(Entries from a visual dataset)
::::

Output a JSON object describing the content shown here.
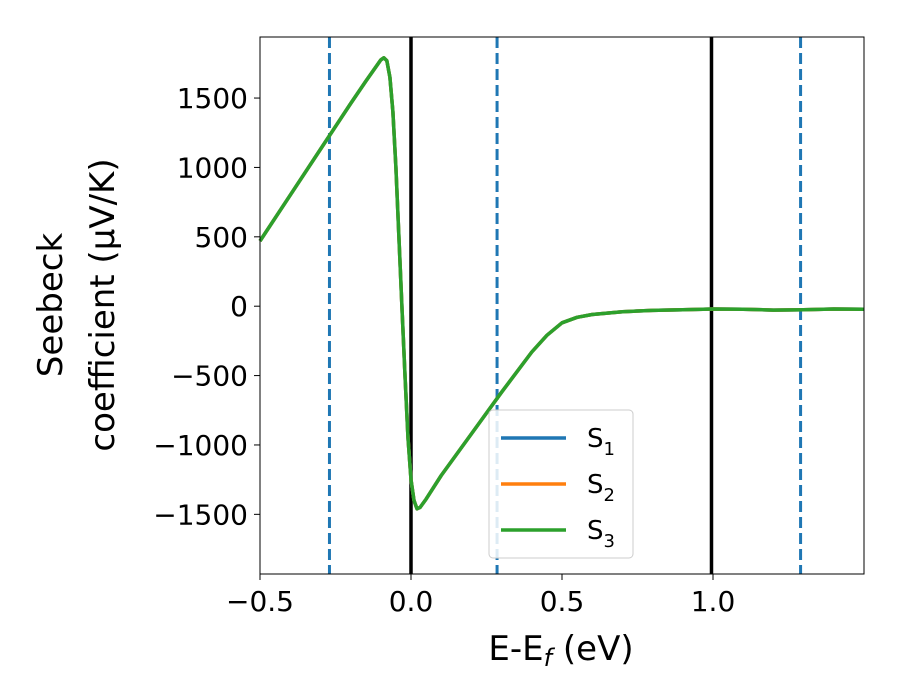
{
  "chart_data": {
    "type": "line",
    "title": "",
    "xlabel": "E-E_f (eV)",
    "ylabel_line1": "Seebeck",
    "ylabel_line2": "coefficient  (μV/K)",
    "xlim": [
      -0.5,
      1.5
    ],
    "ylim": [
      -1930,
      1940
    ],
    "x_ticks": [
      -0.5,
      0.0,
      0.5,
      1.0
    ],
    "x_tick_labels": [
      "−0.5",
      "0.0",
      "0.5",
      "1.0"
    ],
    "y_ticks": [
      1500,
      1000,
      500,
      0,
      -500,
      -1000,
      -1500
    ],
    "y_tick_labels": [
      "1500",
      "1000",
      "500",
      "0",
      "−500",
      "−1000",
      "−1500"
    ],
    "grid": false,
    "legend_position": "bottom-center",
    "vertical_lines": [
      {
        "x": -0.27,
        "style": "dashed",
        "color": "#1f77b4"
      },
      {
        "x": 0.0,
        "style": "solid",
        "color": "#000000"
      },
      {
        "x": 0.285,
        "style": "dashed",
        "color": "#1f77b4"
      },
      {
        "x": 0.995,
        "style": "solid",
        "color": "#000000"
      },
      {
        "x": 1.29,
        "style": "dashed",
        "color": "#1f77b4"
      }
    ],
    "x": [
      -0.5,
      -0.4,
      -0.3,
      -0.2,
      -0.15,
      -0.1,
      -0.09,
      -0.08,
      -0.07,
      -0.06,
      -0.05,
      -0.04,
      -0.03,
      -0.02,
      -0.01,
      0.0,
      0.01,
      0.02,
      0.03,
      0.05,
      0.1,
      0.2,
      0.3,
      0.4,
      0.45,
      0.5,
      0.55,
      0.6,
      0.7,
      0.8,
      0.9,
      1.0,
      1.1,
      1.2,
      1.3,
      1.4,
      1.5
    ],
    "series": [
      {
        "name": "S_1",
        "subscript": "1",
        "color": "#1f77b4",
        "values": [
          470,
          800,
          1130,
          1460,
          1620,
          1775,
          1790,
          1770,
          1650,
          1400,
          1000,
          500,
          0,
          -500,
          -950,
          -1250,
          -1400,
          -1460,
          -1450,
          -1390,
          -1220,
          -920,
          -620,
          -330,
          -210,
          -120,
          -80,
          -60,
          -40,
          -30,
          -25,
          -20,
          -22,
          -28,
          -25,
          -20,
          -22
        ]
      },
      {
        "name": "S_2",
        "subscript": "2",
        "color": "#ff7f0e",
        "values": [
          470,
          800,
          1130,
          1460,
          1620,
          1775,
          1790,
          1770,
          1650,
          1400,
          1000,
          500,
          0,
          -500,
          -950,
          -1250,
          -1400,
          -1460,
          -1450,
          -1390,
          -1220,
          -920,
          -620,
          -330,
          -210,
          -120,
          -80,
          -60,
          -40,
          -30,
          -25,
          -20,
          -22,
          -28,
          -25,
          -20,
          -22
        ]
      },
      {
        "name": "S_3",
        "subscript": "3",
        "color": "#2ca02c",
        "values": [
          470,
          800,
          1130,
          1460,
          1620,
          1775,
          1790,
          1770,
          1650,
          1400,
          1000,
          500,
          0,
          -500,
          -950,
          -1250,
          -1400,
          -1460,
          -1450,
          -1390,
          -1220,
          -920,
          -620,
          -330,
          -210,
          -120,
          -80,
          -60,
          -40,
          -30,
          -25,
          -20,
          -22,
          -28,
          -25,
          -20,
          -22
        ]
      }
    ]
  }
}
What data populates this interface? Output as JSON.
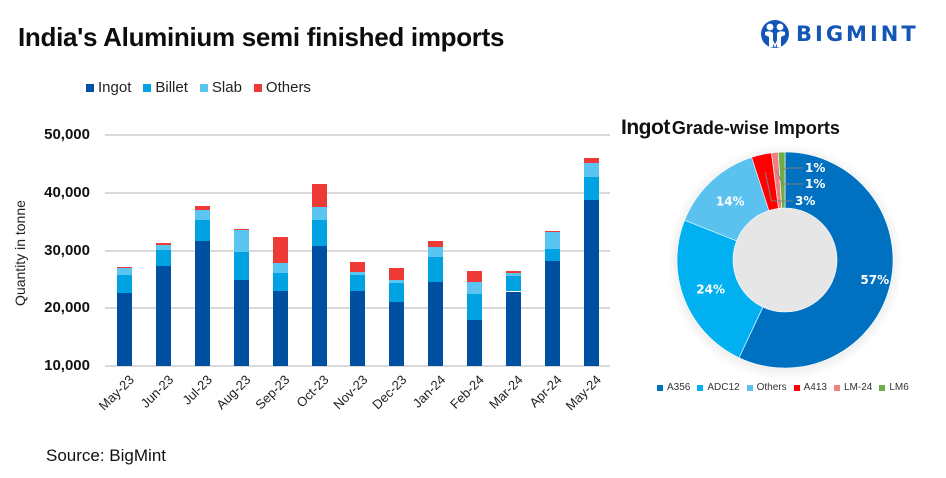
{
  "header": {
    "title": "India's Aluminium semi finished imports",
    "logo_text": "BIGMINT",
    "logo_color": "#1356b5"
  },
  "footer": {
    "source": "Source: BigMint"
  },
  "chart_data": [
    {
      "type": "bar",
      "stacked": true,
      "title": "India's Aluminium semi finished imports",
      "xlabel": "",
      "ylabel": "Quantity in tonne",
      "ylim": [
        10000,
        50000
      ],
      "yticks": [
        "50,000",
        "40,000",
        "30,000",
        "20,000",
        "10,000"
      ],
      "ytick_values": [
        50000,
        40000,
        30000,
        20000,
        10000
      ],
      "grid": true,
      "legend_position": "top-left",
      "categories": [
        "May-23",
        "Jun-23",
        "Jul-23",
        "Aug-23",
        "Sep-23",
        "Oct-23",
        "Nov-23",
        "Dec-23",
        "Jan-24",
        "Feb-24",
        "Mar-24",
        "Apr-24",
        "May-24"
      ],
      "series": [
        {
          "name": "Ingot",
          "color": "#0050A2",
          "values": [
            22700,
            27350,
            31700,
            24900,
            23000,
            30800,
            23000,
            21000,
            24600,
            18000,
            22900,
            28200,
            38800
          ]
        },
        {
          "name": "Billet",
          "color": "#00A2E1",
          "values": [
            3100,
            2750,
            3600,
            4900,
            3100,
            4500,
            2800,
            3400,
            4300,
            4500,
            2700,
            2100,
            3900
          ]
        },
        {
          "name": "Slab",
          "color": "#5BC5F2",
          "values": [
            1200,
            900,
            1700,
            3800,
            1800,
            2300,
            500,
            500,
            1700,
            2100,
            500,
            2900,
            2500
          ]
        },
        {
          "name": "Others",
          "color": "#EE3A36",
          "values": [
            200,
            300,
            700,
            200,
            4500,
            3900,
            1700,
            2100,
            1100,
            1900,
            400,
            200,
            800
          ]
        }
      ]
    },
    {
      "type": "pie",
      "donut": true,
      "title": "Ingot Grade-wise Imports",
      "title_part1": "Ingot",
      "title_part2": "Grade-wise Imports",
      "legend_position": "bottom",
      "categories": [
        "A356",
        "ADC12",
        "Others",
        "A413",
        "LM-24",
        "LM6"
      ],
      "values": [
        57,
        24,
        14,
        3,
        1,
        1
      ],
      "labels": [
        "57%",
        "24%",
        "14%",
        "3%",
        "1%",
        "1%"
      ],
      "colors": [
        "#0070C0",
        "#00B0F0",
        "#5BC2F0",
        "#FF0000",
        "#F08080",
        "#70AD47"
      ]
    }
  ]
}
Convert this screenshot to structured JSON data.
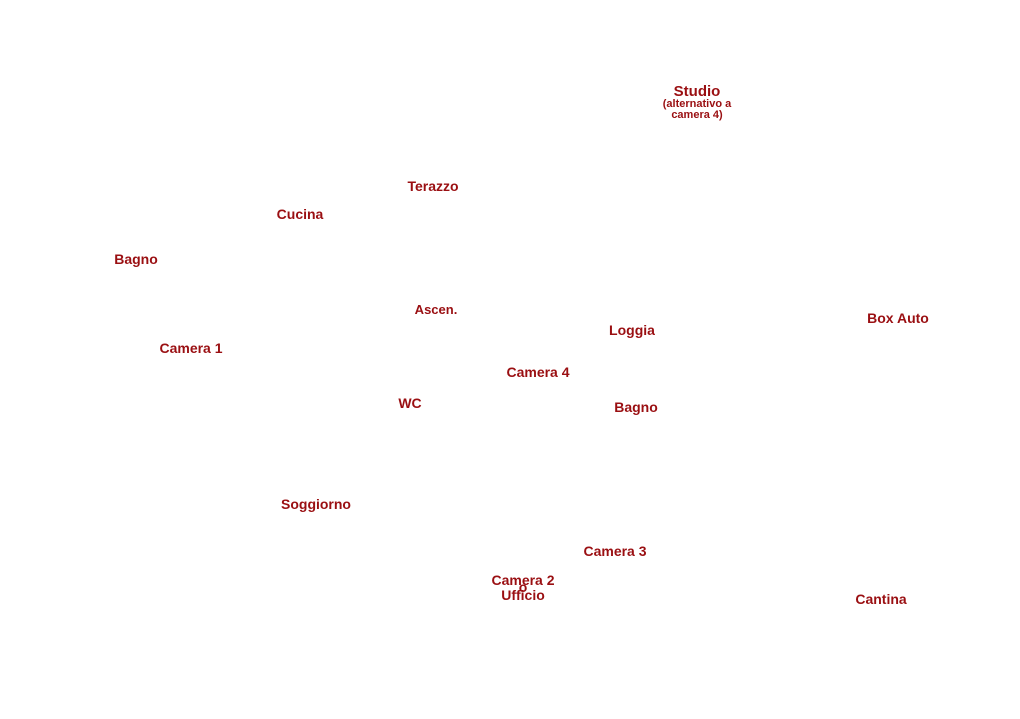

::::

Leave out the pictures and reproduce the rest of the listing exactly.

§ **Task response**:
Output a JSON object describing the content shown here.
{
  "chart_data": {
    "type": "line",
    "title": "",
    "xlabel": "E-E_f (eV)",
    "ylabel_line1": "Seebeck",
    "ylabel_line2": "coefficient  (μV/K)",
    "xlim": [
      -0.5,
      1.5
    ],
    "ylim": [
      -1930,
      1940
    ],
    "x_ticks": [
      -0.5,
      0.0,
      0.5,
      1.0
    ],
    "x_tick_labels": [
      "−0.5",
      "0.0",
      "0.5",
      "1.0"
    ],
    "y_ticks": [
      1500,
      1000,
      500,
      0,
      -500,
      -1000,
      -1500
    ],
    "y_tick_labels": [
      "1500",
      "1000",
      "500",
      "0",
      "−500",
      "−1000",
      "−1500"
    ],
    "grid": false,
    "legend_position": "bottom-center",
    "vertical_lines": [
      {
        "x": -0.27,
        "style": "dashed",
        "color": "#1f77b4"
      },
      {
        "x": 0.0,
        "style": "solid",
        "color": "#000000"
      },
      {
        "x": 0.285,
        "style": "dashed",
        "color": "#1f77b4"
      },
      {
        "x": 0.995,
        "style": "solid",
        "color": "#000000"
      },
      {
        "x": 1.29,
        "style": "dashed",
        "color": "#1f77b4"
      }
    ],
    "x": [
      -0.5,
      -0.4,
      -0.3,
      -0.2,
      -0.15,
      -0.1,
      -0.09,
      -0.08,
      -0.07,
      -0.06,
      -0.05,
      -0.04,
      -0.03,
      -0.02,
      -0.01,
      0.0,
      0.01,
      0.02,
      0.03,
      0.05,
      0.1,
      0.2,
      0.3,
      0.4,
      0.45,
      0.5,
      0.55,
      0.6,
      0.7,
      0.8,
      0.9,
      1.0,
      1.1,
      1.2,
      1.3,
      1.4,
      1.5
    ],
    "series": [
      {
        "name": "S_1",
        "subscript": "1",
        "color": "#1f77b4",
        "values": [
          470,
          800,
          1130,
          1460,
          1620,
          1775,
          1790,
          1770,
          1650,
          1400,
          1000,
          500,
          0,
          -500,
          -950,
          -1250,
          -1400,
          -1460,
          -1450,
          -1390,
          -1220,
          -920,
          -620,
          -330,
          -210,
          -120,
          -80,
          -60,
          -40,
          -30,
          -25,
          -20,
          -22,
          -28,
          -25,
          -20,
          -22
        ]
      },
      {
        "name": "S_2",
        "subscript": "2",
        "color": "#ff7f0e",
        "values": [
          470,
          800,
          1130,
          1460,
          1620,
          1775,
          1790,
          1770,
          1650,
          1400,
          1000,
          500,
          0,
          -500,
          -950,
          -1250,
          -1400,
          -1460,
          -1450,
          -1390,
          -1220,
          -920,
          -620,
          -330,
          -210,
          -120,
          -80,
          -60,
          -40,
          -30,
          -25,
          -20,
          -22,
          -28,
          -25,
          -20,
          -22
        ]
      },
      {
        "name": "S_3",
        "subscript": "3",
        "color": "#2ca02c",
        "values": [
          470,
          800,
          1130,
          1460,
          1620,
          1775,
          1790,
          1770,
          1650,
          1400,
          1000,
          500,
          0,
          -500,
          -950,
          -1250,
          -1400,
          -1460,
          -1450,
          -1390,
          -1220,
          -920,
          -620,
          -330,
          -210,
          -120,
          -80,
          -60,
          -40,
          -30,
          -25,
          -20,
          -22,
          -28,
          -25,
          -20,
          -22
        ]
      }
    ]
  }
}
What data populates this interface? Output as JSON.
{
  "header": {
    "title": "India's Aluminium semi finished imports",
    "logo_text": "BIGMINT",
    "logo_color": "#1356b5"
  },
  "footer": {
    "source": "Source: BigMint"
  },
  "chart_data": [
    {
      "type": "bar",
      "stacked": true,
      "title": "India's Aluminium semi finished imports",
      "xlabel": "",
      "ylabel": "Quantity in tonne",
      "ylim": [
        10000,
        50000
      ],
      "yticks": [
        "50,000",
        "40,000",
        "30,000",
        "20,000",
        "10,000"
      ],
      "ytick_values": [
        50000,
        40000,
        30000,
        20000,
        10000
      ],
      "grid": true,
      "legend_position": "top-left",
      "categories": [
        "May-23",
        "Jun-23",
        "Jul-23",
        "Aug-23",
        "Sep-23",
        "Oct-23",
        "Nov-23",
        "Dec-23",
        "Jan-24",
        "Feb-24",
        "Mar-24",
        "Apr-24",
        "May-24"
      ],
      "series": [
        {
          "name": "Ingot",
          "color": "#0050A2",
          "values": [
            22700,
            27350,
            31700,
            24900,
            23000,
            30800,
            23000,
            21000,
            24600,
            18000,
            22900,
            28200,
            38800
          ]
        },
        {
          "name": "Billet",
          "color": "#00A2E1",
          "values": [
            3100,
            2750,
            3600,
            4900,
            3100,
            4500,
            2800,
            3400,
            4300,
            4500,
            2700,
            2100,
            3900
          ]
        },
        {
          "name": "Slab",
          "color": "#5BC5F2",
          "values": [
            1200,
            900,
            1700,
            3800,
            1800,
            2300,
            500,
            500,
            1700,
            2100,
            500,
            2900,
            2500
          ]
        },
        {
          "name": "Others",
          "color": "#EE3A36",
          "values": [
            200,
            300,
            700,
            200,
            4500,
            3900,
            1700,
            2100,
            1100,
            1900,
            400,
            200,
            800
          ]
        }
      ]
    },
    {
      "type": "pie",
      "donut": true,
      "title": "Ingot Grade-wise Imports",
      "title_part1": "Ingot",
      "title_part2": "Grade-wise Imports",
      "legend_position": "bottom",
      "categories": [
        "A356",
        "ADC12",
        "Others",
        "A413",
        "LM-24",
        "LM6"
      ],
      "values": [
        57,
        24,
        14,
        3,
        1,
        1
      ],
      "labels": [
        "57%",
        "24%",
        "14%",
        "3%",
        "1%",
        "1%"
      ],
      "colors": [
        "#0070C0",
        "#00B0F0",
        "#5BC2F0",
        "#FF0000",
        "#F08080",
        "#70AD47"
      ]
    }
  ]
}
Convert this screenshot to structured JSON data.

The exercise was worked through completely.